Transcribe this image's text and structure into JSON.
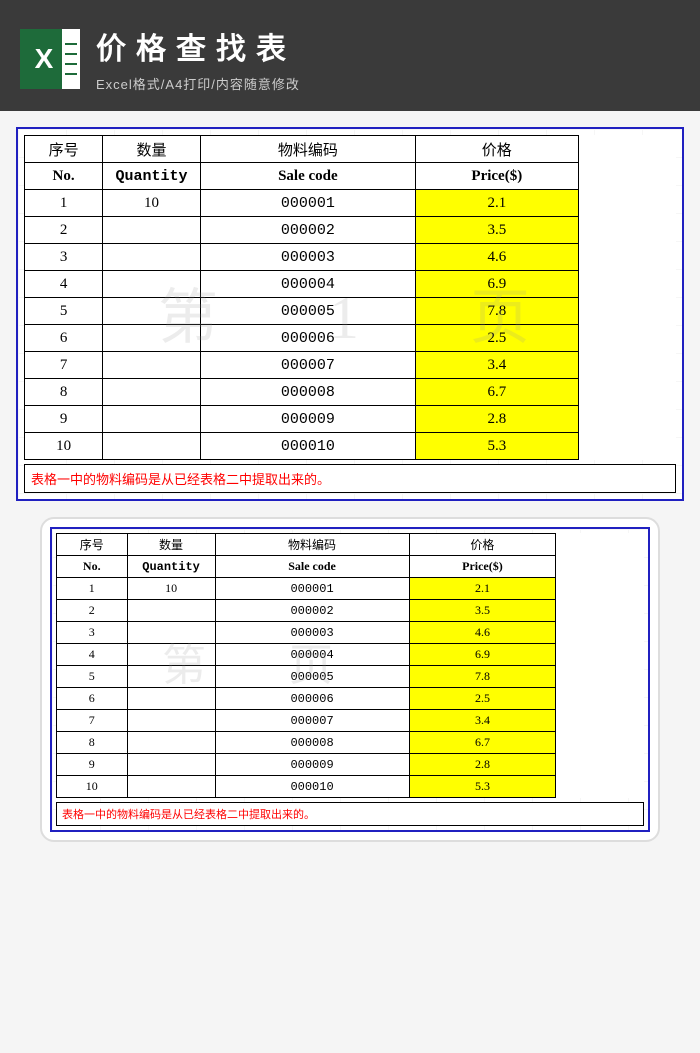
{
  "header": {
    "title": "价格查找表",
    "subtitle": "Excel格式/A4打印/内容随意修改",
    "icon_letter": "X"
  },
  "table": {
    "columns_cn": [
      "序号",
      "数量",
      "物料编码",
      "价格"
    ],
    "columns_en": [
      "No.",
      "Quantity",
      "Sale code",
      "Price($)"
    ],
    "rows": [
      {
        "no": "1",
        "qty": "10",
        "code": "000001",
        "price": "2.1"
      },
      {
        "no": "2",
        "qty": "",
        "code": "000002",
        "price": "3.5"
      },
      {
        "no": "3",
        "qty": "",
        "code": "000003",
        "price": "4.6"
      },
      {
        "no": "4",
        "qty": "",
        "code": "000004",
        "price": "6.9"
      },
      {
        "no": "5",
        "qty": "",
        "code": "000005",
        "price": "7.8"
      },
      {
        "no": "6",
        "qty": "",
        "code": "000006",
        "price": "2.5"
      },
      {
        "no": "7",
        "qty": "",
        "code": "000007",
        "price": "3.4"
      },
      {
        "no": "8",
        "qty": "",
        "code": "000008",
        "price": "6.7"
      },
      {
        "no": "9",
        "qty": "",
        "code": "000009",
        "price": "2.8"
      },
      {
        "no": "10",
        "qty": "",
        "code": "000010",
        "price": "5.3"
      }
    ],
    "note": "表格一中的物料编码是从已经表格二中提取出来的。",
    "watermark1": "第 1 页",
    "watermark2": "第   页",
    "highlight_color": "#ffff00",
    "border_color": "#2020c0",
    "note_color": "#ff0000"
  }
}
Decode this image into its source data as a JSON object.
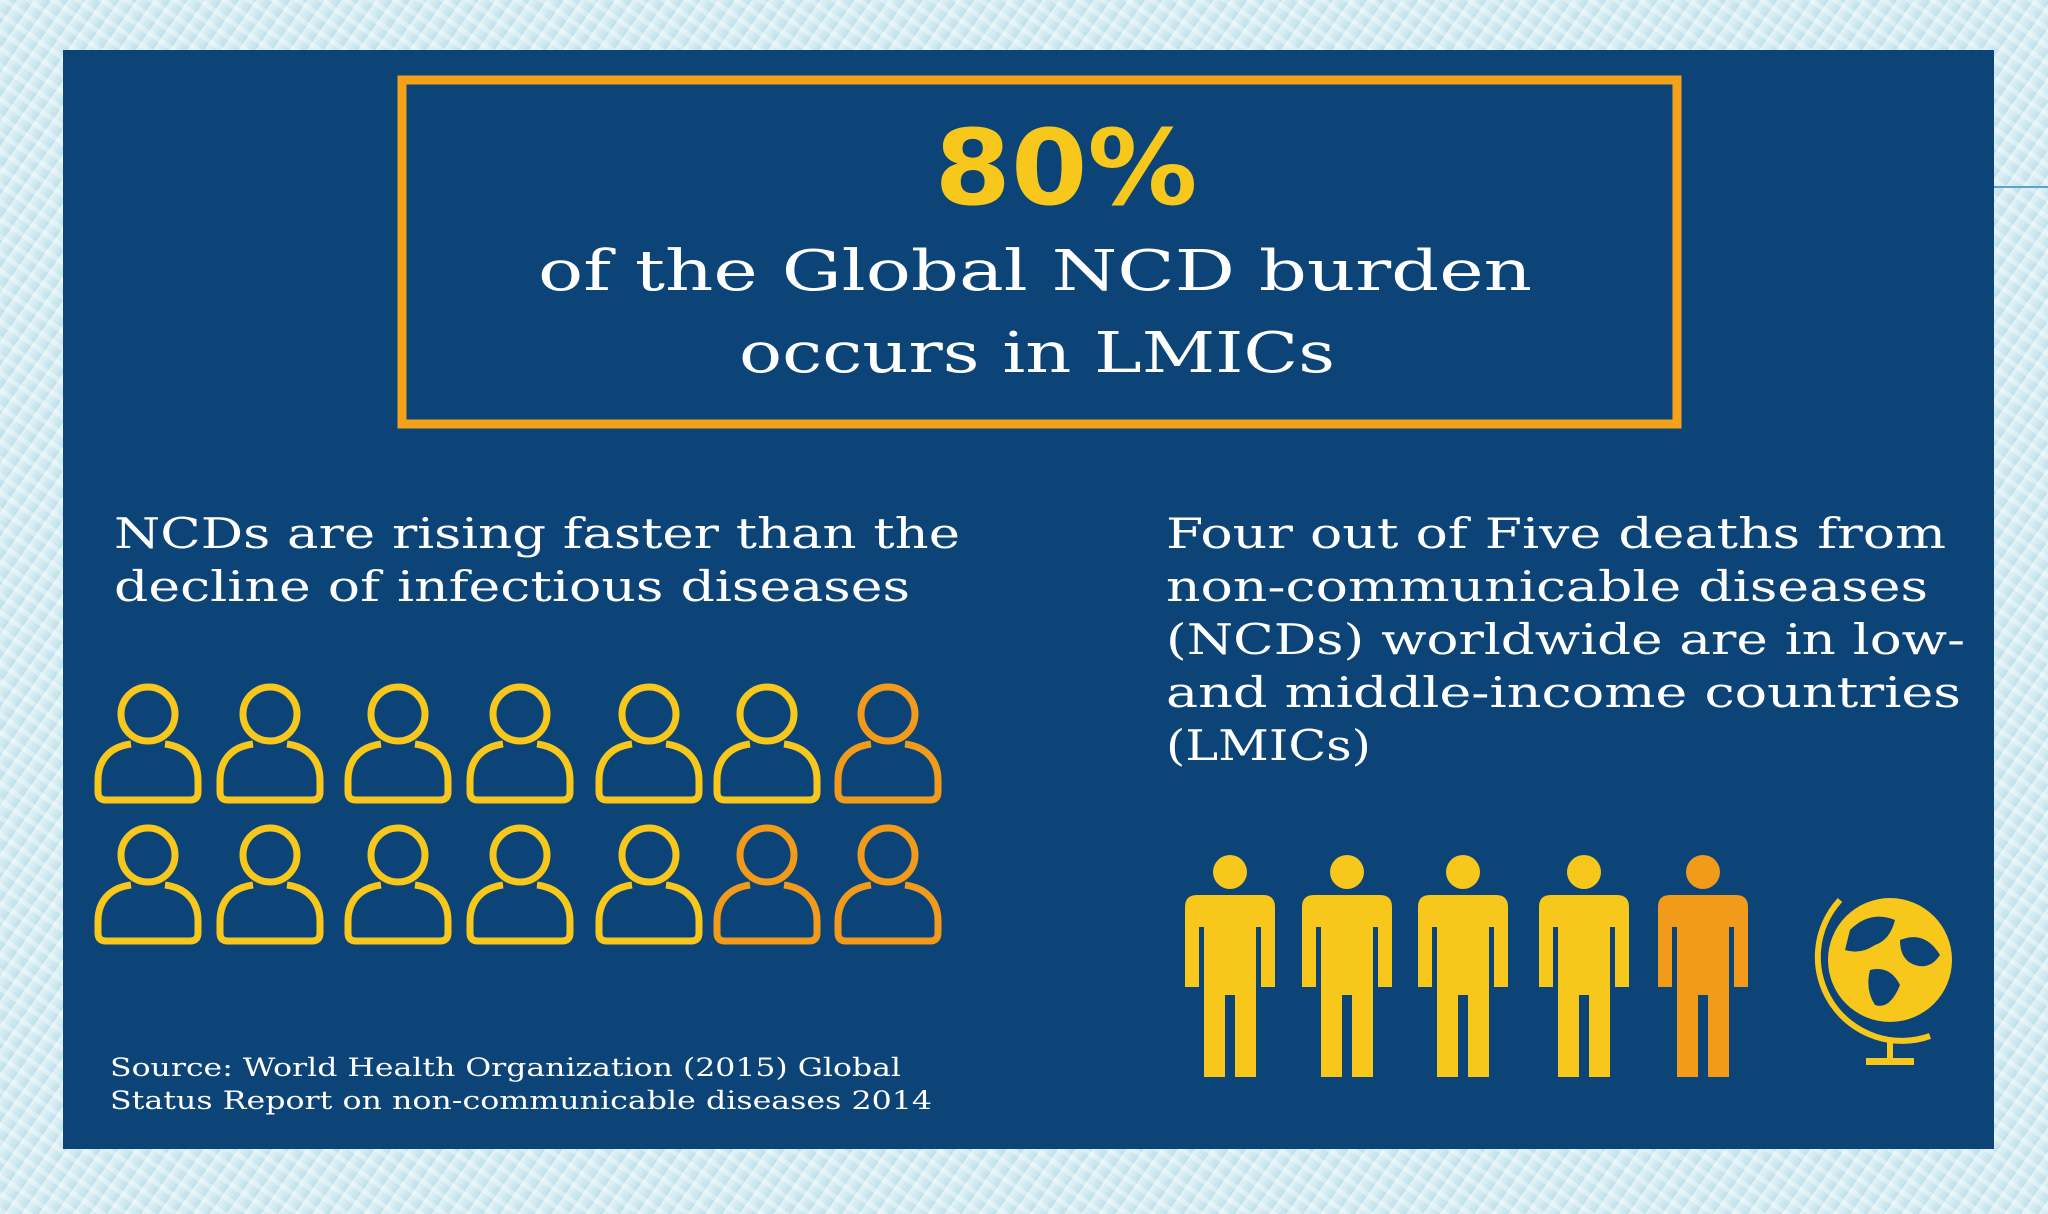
{
  "headline": {
    "figure": "80%",
    "lines": [
      "of the Global NCD burden",
      "occurs in LMICs"
    ]
  },
  "left_panel": {
    "lines": [
      "NCDs are rising faster than the",
      "decline of infectious diseases"
    ]
  },
  "right_panel": {
    "lines": [
      "Four out of Five deaths from",
      "non-communicable diseases",
      "(NCDs) worldwide are in low-",
      "and middle-income countries",
      "(LMICs)"
    ]
  },
  "source": {
    "lines": [
      "Source: World Health Organization (2015) Global",
      "Status Report on non-communicable diseases 2014"
    ]
  }
}
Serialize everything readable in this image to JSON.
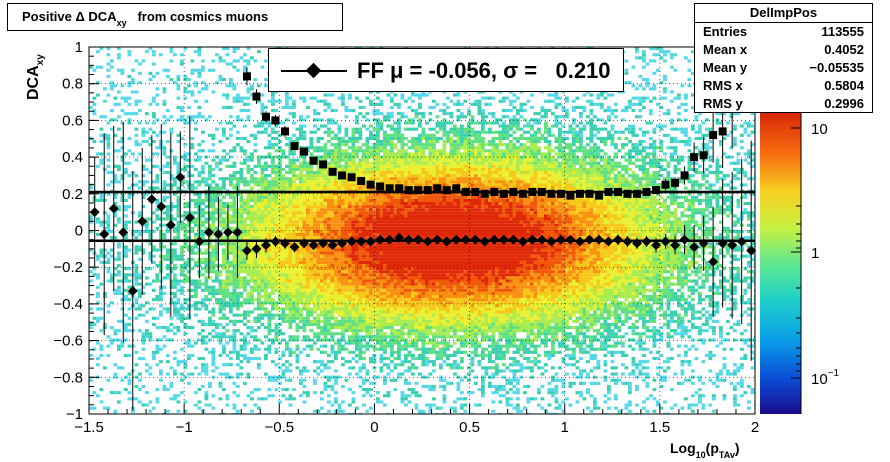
{
  "chart_data": {
    "type": "heatmap",
    "title": "Positive Δ DCA",
    "title_sub": "xy",
    "title_rest": "from cosmics muons",
    "xlabel_main": "Log",
    "xlabel_sub1": "10",
    "xlabel_mid": "(p",
    "xlabel_sub2": "TAv",
    "xlabel_end": ")",
    "ylabel_main": "DCA",
    "ylabel_sub": "xy",
    "xlim": [
      -1.5,
      2.0
    ],
    "ylim": [
      -1.0,
      1.0
    ],
    "x_ticks": [
      "−1.5",
      "−1",
      "−0.5",
      "0",
      "0.5",
      "1",
      "1.5",
      "2"
    ],
    "y_ticks": [
      "1",
      "0.8",
      "0.6",
      "0.4",
      "0.2",
      "0",
      "−0.2",
      "−0.4",
      "−0.6",
      "−0.8",
      "−1"
    ],
    "color_scale": "log",
    "z_ticks": [
      "10",
      "1",
      "10"
    ],
    "z_tick_exp": "−1",
    "grid": true,
    "horizontal_lines": [
      0.21,
      -0.056
    ],
    "legend_label": "FF μ = -0.056, σ =   0.210",
    "legend_placement": "top-center",
    "mean_points": {
      "x": [
        -1.47,
        -1.42,
        -1.37,
        -1.32,
        -1.27,
        -1.22,
        -1.17,
        -1.12,
        -1.07,
        -1.02,
        -0.97,
        -0.92,
        -0.87,
        -0.82,
        -0.77,
        -0.72,
        -0.67,
        -0.62,
        -0.57,
        -0.52,
        -0.47,
        -0.42,
        -0.37,
        -0.32,
        -0.27,
        -0.22,
        -0.17,
        -0.12,
        -0.07,
        -0.02,
        0.03,
        0.08,
        0.13,
        0.18,
        0.23,
        0.28,
        0.33,
        0.38,
        0.43,
        0.48,
        0.53,
        0.58,
        0.63,
        0.68,
        0.73,
        0.78,
        0.83,
        0.88,
        0.93,
        0.98,
        1.03,
        1.08,
        1.13,
        1.18,
        1.23,
        1.28,
        1.33,
        1.38,
        1.43,
        1.48,
        1.53,
        1.58,
        1.63,
        1.68,
        1.73,
        1.78,
        1.83,
        1.88,
        1.93,
        1.98
      ],
      "y": [
        0.1,
        -0.02,
        0.12,
        -0.01,
        -0.33,
        0.05,
        0.17,
        0.13,
        0.03,
        0.29,
        0.07,
        -0.06,
        -0.01,
        -0.02,
        -0.01,
        -0.01,
        -0.11,
        -0.1,
        -0.08,
        -0.06,
        -0.07,
        -0.09,
        -0.07,
        -0.08,
        -0.07,
        -0.08,
        -0.07,
        -0.06,
        -0.06,
        -0.06,
        -0.05,
        -0.05,
        -0.04,
        -0.05,
        -0.05,
        -0.06,
        -0.05,
        -0.06,
        -0.05,
        -0.05,
        -0.05,
        -0.06,
        -0.05,
        -0.05,
        -0.05,
        -0.06,
        -0.05,
        -0.05,
        -0.06,
        -0.05,
        -0.05,
        -0.06,
        -0.05,
        -0.05,
        -0.06,
        -0.05,
        -0.06,
        -0.07,
        -0.06,
        -0.08,
        -0.06,
        -0.08,
        -0.05,
        -0.09,
        -0.07,
        -0.17,
        -0.07,
        -0.08,
        -0.06,
        -0.11
      ],
      "err": [
        0.3,
        0.55,
        0.45,
        0.6,
        0.65,
        0.4,
        0.35,
        0.45,
        0.5,
        0.25,
        0.55,
        0.2,
        0.25,
        0.2,
        0.15,
        0.25,
        0.05,
        0.05,
        0.04,
        0.03,
        0.03,
        0.03,
        0.02,
        0.02,
        0.02,
        0.02,
        0.02,
        0.02,
        0.02,
        0.02,
        0.02,
        0.02,
        0.02,
        0.02,
        0.02,
        0.02,
        0.02,
        0.02,
        0.02,
        0.02,
        0.02,
        0.02,
        0.02,
        0.02,
        0.02,
        0.02,
        0.02,
        0.02,
        0.02,
        0.02,
        0.02,
        0.02,
        0.02,
        0.02,
        0.02,
        0.03,
        0.03,
        0.03,
        0.03,
        0.04,
        0.04,
        0.05,
        0.08,
        0.12,
        0.15,
        0.3,
        0.35,
        0.4,
        0.45,
        0.6
      ]
    },
    "sigma_points": {
      "x": [
        -0.67,
        -0.62,
        -0.57,
        -0.52,
        -0.47,
        -0.42,
        -0.37,
        -0.32,
        -0.27,
        -0.22,
        -0.17,
        -0.12,
        -0.07,
        -0.02,
        0.03,
        0.08,
        0.13,
        0.18,
        0.23,
        0.28,
        0.33,
        0.38,
        0.43,
        0.48,
        0.53,
        0.58,
        0.63,
        0.68,
        0.73,
        0.78,
        0.83,
        0.88,
        0.93,
        0.98,
        1.03,
        1.08,
        1.13,
        1.18,
        1.23,
        1.28,
        1.33,
        1.38,
        1.43,
        1.48,
        1.53,
        1.58,
        1.63,
        1.68,
        1.73,
        1.78,
        1.83,
        1.88
      ],
      "y": [
        0.84,
        0.73,
        0.62,
        0.6,
        0.54,
        0.46,
        0.43,
        0.38,
        0.36,
        0.32,
        0.3,
        0.29,
        0.27,
        0.25,
        0.24,
        0.23,
        0.23,
        0.22,
        0.22,
        0.22,
        0.23,
        0.22,
        0.23,
        0.21,
        0.21,
        0.2,
        0.21,
        0.2,
        0.21,
        0.2,
        0.21,
        0.21,
        0.2,
        0.2,
        0.19,
        0.2,
        0.2,
        0.19,
        0.21,
        0.21,
        0.2,
        0.2,
        0.21,
        0.22,
        0.25,
        0.26,
        0.3,
        0.4,
        0.41,
        0.52,
        0.54,
        0.7
      ],
      "err": [
        0.05,
        0.04,
        0.03,
        0.03,
        0.03,
        0.02,
        0.02,
        0.02,
        0.02,
        0.02,
        0.02,
        0.02,
        0.02,
        0.02,
        0.02,
        0.02,
        0.02,
        0.02,
        0.02,
        0.02,
        0.02,
        0.02,
        0.02,
        0.02,
        0.02,
        0.02,
        0.02,
        0.02,
        0.02,
        0.02,
        0.02,
        0.02,
        0.02,
        0.02,
        0.02,
        0.02,
        0.02,
        0.02,
        0.02,
        0.02,
        0.02,
        0.02,
        0.02,
        0.02,
        0.03,
        0.03,
        0.05,
        0.08,
        0.1,
        0.15,
        0.2,
        0.25
      ]
    }
  },
  "stats": {
    "title": "DelImpPos",
    "rows": [
      {
        "key": "Entries",
        "value": "113555"
      },
      {
        "key": "Mean x",
        "value": "0.4052"
      },
      {
        "key": "Mean y",
        "value": "−0.05535"
      },
      {
        "key": "RMS x",
        "value": "0.5804"
      },
      {
        "key": "RMS y",
        "value": "0.2996"
      }
    ]
  }
}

EXERCISE OBJECTIVE
Find the string "from" in the listing and return every line that holds it.

FINAL RESULT
      "Four out of Five deaths from",
    "title_rest": "from cosmics muons",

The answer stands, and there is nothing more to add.